start
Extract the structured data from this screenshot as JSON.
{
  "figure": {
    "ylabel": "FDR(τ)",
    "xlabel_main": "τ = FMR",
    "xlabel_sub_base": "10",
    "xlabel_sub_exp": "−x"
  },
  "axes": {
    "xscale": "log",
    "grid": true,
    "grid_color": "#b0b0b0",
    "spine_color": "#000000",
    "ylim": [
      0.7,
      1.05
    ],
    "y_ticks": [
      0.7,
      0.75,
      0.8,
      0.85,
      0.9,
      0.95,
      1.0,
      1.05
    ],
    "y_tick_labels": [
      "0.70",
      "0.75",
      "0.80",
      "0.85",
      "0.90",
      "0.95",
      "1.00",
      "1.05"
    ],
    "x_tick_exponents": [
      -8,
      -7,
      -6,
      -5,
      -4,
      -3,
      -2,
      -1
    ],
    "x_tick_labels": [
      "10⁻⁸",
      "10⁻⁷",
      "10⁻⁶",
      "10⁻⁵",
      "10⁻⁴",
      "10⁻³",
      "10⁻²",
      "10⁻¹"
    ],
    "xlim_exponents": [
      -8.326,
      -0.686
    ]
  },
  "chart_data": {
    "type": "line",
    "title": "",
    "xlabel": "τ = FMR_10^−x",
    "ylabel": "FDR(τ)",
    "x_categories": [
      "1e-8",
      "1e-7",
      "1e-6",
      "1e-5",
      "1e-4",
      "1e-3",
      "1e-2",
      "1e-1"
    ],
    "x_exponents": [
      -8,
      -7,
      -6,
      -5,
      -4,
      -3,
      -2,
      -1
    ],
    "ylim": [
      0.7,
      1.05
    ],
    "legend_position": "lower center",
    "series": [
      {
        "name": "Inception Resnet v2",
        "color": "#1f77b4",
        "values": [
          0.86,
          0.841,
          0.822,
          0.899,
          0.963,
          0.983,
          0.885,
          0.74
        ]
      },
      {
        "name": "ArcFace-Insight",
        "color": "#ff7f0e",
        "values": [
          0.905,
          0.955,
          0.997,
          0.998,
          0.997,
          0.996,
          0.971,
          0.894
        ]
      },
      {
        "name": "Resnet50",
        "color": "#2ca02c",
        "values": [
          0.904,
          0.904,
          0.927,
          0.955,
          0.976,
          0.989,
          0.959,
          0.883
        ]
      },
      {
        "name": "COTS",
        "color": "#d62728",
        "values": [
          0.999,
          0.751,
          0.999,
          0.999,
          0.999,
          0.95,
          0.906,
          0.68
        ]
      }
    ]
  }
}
end
*Written exercise*.
Write out all of the records once more, exactly.

*Final result*.
Extract the structured data from this screenshot as JSON.
{
  "figure": {
    "ylabel": "FDR(τ)",
    "xlabel_main": "τ = FMR",
    "xlabel_sub_base": "10",
    "xlabel_sub_exp": "−x"
  },
  "axes": {
    "xscale": "log",
    "grid": true,
    "grid_color": "#b0b0b0",
    "spine_color": "#000000",
    "ylim": [
      0.7,
      1.05
    ],
    "y_ticks": [
      0.7,
      0.75,
      0.8,
      0.85,
      0.9,
      0.95,
      1.0,
      1.05
    ],
    "y_tick_labels": [
      "0.70",
      "0.75",
      "0.80",
      "0.85",
      "0.90",
      "0.95",
      "1.00",
      "1.05"
    ],
    "x_tick_exponents": [
      -8,
      -7,
      -6,
      -5,
      -4,
      -3,
      -2,
      -1
    ],
    "x_tick_labels": [
      "10⁻⁸",
      "10⁻⁷",
      "10⁻⁶",
      "10⁻⁵",
      "10⁻⁴",
      "10⁻³",
      "10⁻²",
      "10⁻¹"
    ],
    "xlim_exponents": [
      -8.326,
      -0.686
    ]
  },
  "chart_data": {
    "type": "line",
    "title": "",
    "xlabel": "τ = FMR_10^−x",
    "ylabel": "FDR(τ)",
    "x_categories": [
      "1e-8",
      "1e-7",
      "1e-6",
      "1e-5",
      "1e-4",
      "1e-3",
      "1e-2",
      "1e-1"
    ],
    "x_exponents": [
      -8,
      -7,
      -6,
      -5,
      -4,
      -3,
      -2,
      -1
    ],
    "ylim": [
      0.7,
      1.05
    ],
    "legend_position": "lower center",
    "series": [
      {
        "name": "Inception Resnet v2",
        "color": "#1f77b4",
        "values": [
          0.86,
          0.841,
          0.822,
          0.899,
          0.963,
          0.983,
          0.885,
          0.74
        ]
      },
      {
        "name": "ArcFace-Insight",
        "color": "#ff7f0e",
        "values": [
          0.905,
          0.955,
          0.997,
          0.998,
          0.997,
          0.996,
          0.971,
          0.894
        ]
      },
      {
        "name": "Resnet50",
        "color": "#2ca02c",
        "values": [
          0.904,
          0.904,
          0.927,
          0.955,
          0.976,
          0.989,
          0.959,
          0.883
        ]
      },
      {
        "name": "COTS",
        "color": "#d62728",
        "values": [
          0.999,
          0.751,
          0.999,
          0.999,
          0.999,
          0.95,
          0.906,
          0.68
        ]
      }
    ]
  }
}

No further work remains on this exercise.